WHAT IS REQUIRED.
Select, from the data, each line where "sticker" occurs.

Source records:

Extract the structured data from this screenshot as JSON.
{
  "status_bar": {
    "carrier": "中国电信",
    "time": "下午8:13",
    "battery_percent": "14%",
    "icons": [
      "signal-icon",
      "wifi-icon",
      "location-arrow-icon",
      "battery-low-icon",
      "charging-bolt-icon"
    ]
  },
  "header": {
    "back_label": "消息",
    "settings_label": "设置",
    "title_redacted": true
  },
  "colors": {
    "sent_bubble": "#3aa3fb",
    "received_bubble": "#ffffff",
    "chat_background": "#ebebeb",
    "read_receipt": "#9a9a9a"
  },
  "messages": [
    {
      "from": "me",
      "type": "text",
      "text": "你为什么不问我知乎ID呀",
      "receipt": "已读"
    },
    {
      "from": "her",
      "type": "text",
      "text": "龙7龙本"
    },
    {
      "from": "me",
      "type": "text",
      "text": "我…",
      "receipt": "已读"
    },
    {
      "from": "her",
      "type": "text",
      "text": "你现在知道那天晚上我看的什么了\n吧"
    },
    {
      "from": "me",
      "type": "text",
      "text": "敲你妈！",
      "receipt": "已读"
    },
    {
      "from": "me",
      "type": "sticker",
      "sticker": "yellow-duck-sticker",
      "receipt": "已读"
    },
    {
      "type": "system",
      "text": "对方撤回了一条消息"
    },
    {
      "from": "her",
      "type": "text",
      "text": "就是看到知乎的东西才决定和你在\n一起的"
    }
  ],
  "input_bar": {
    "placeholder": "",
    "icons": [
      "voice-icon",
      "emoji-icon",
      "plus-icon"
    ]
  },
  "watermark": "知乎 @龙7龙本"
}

SOLUTION FOR THIS EXERCISE.
      "type": "sticker",
      "sticker": "yellow-duck-sticker",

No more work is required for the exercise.